-- begin Available data --

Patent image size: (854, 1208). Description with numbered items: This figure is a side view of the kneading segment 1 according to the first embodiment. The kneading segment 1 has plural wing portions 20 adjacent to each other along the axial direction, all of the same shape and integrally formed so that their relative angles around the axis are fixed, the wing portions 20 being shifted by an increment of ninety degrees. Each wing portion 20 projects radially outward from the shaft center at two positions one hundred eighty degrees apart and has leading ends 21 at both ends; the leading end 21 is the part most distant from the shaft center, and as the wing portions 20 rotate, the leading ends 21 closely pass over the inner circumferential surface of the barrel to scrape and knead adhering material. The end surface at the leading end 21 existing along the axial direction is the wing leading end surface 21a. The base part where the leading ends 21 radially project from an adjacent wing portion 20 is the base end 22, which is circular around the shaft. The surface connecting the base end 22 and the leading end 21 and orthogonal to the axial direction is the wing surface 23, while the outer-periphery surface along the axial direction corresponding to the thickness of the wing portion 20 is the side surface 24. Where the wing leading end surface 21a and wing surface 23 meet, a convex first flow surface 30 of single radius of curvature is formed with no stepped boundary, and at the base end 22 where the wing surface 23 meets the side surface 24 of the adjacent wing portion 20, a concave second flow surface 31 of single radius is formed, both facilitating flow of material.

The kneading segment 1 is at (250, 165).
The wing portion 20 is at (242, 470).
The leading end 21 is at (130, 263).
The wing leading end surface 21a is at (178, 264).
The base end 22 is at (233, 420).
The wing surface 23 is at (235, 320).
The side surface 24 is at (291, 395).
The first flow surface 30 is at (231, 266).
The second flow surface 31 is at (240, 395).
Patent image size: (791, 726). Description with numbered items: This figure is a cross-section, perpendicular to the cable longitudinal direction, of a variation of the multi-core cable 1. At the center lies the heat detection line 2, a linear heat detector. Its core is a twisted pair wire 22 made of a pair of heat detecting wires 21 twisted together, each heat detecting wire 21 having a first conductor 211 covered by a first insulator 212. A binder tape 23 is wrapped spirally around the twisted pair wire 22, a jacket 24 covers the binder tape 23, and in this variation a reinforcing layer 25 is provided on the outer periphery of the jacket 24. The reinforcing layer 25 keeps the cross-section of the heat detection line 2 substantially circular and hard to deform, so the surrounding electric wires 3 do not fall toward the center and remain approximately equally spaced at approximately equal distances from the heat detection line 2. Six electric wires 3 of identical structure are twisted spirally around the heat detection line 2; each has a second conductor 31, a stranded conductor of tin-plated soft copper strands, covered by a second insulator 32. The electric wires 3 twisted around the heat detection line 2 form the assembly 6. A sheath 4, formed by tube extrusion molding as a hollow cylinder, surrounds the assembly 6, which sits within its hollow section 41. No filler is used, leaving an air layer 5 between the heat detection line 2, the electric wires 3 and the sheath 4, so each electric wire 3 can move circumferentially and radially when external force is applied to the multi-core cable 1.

-- end Available data --

• Problem details: Format the lines from the first one through the line that contains "The second flow surface 31 is at (240, 395)." as a Markdown table with the columns Row and Line. Number each row and leave out any blank lines.

• Full output:
| Row | Line |
|---|---|
| 1 | Patent image size: (854, 1208). Description with numbered items: This figure is a side view of the kneading segment 1 according to the first embodiment. The kneading segment 1 has plural wing portions 20 adjacent to each other along the axial direction, all of the same shape and integrally formed so that their relative angles around the axis are fixed, the wing portions 20 being shifted by an increment of ninety degrees. Each wing portion 20 projects radially outward from the shaft center at two positions one hundred eighty degrees apart and has leading ends 21 at both ends; the leading end 21 is the part most distant from the shaft center, and as the wing portions 20 rotate, the leading ends 21 closely pass over the inner circumferential surface of the barrel to scrape and knead adhering material. The end surface at the leading end 21 existing along the axial direction is the wing leading end surface 21a. The base part where the leading ends 21 radially project from an adjacent wing portion 20 is the base end 22, which is circular around the shaft. The surface connecting the base end 22 and the leading end 21 and orthogonal to the axial direction is the wing surface 23, while the outer-periphery surface along the axial direction corresponding to the thickness of the wing portion 20 is the side surface 24. Where the wing leading end surface 21a and wing surface 23 meet, a convex first flow surface 30 of single radius of curvature is formed with no stepped boundary, and at the base end 22 where the wing surface 23 meets the side surface 24 of the adjacent wing portion 20, a concave second flow surface 31 of single radius is formed, both facilitating flow of material. |
| 2 | The kneading segment 1 is at (250, 165). |
| 3 | The wing portion 20 is at (242, 470). |
| 4 | The leading end 21 is at (130, 263). |
| 5 | The wing leading end surface 21a is at (178, 264). |
| 6 | The base end 22 is at (233, 420). |
| 7 | The wing surface 23 is at (235, 320). |
| 8 | The side surface 24 is at (291, 395). |
| 9 | The first flow surface 30 is at (231, 266). |
| 10 | The second flow surface 31 is at (240, 395). |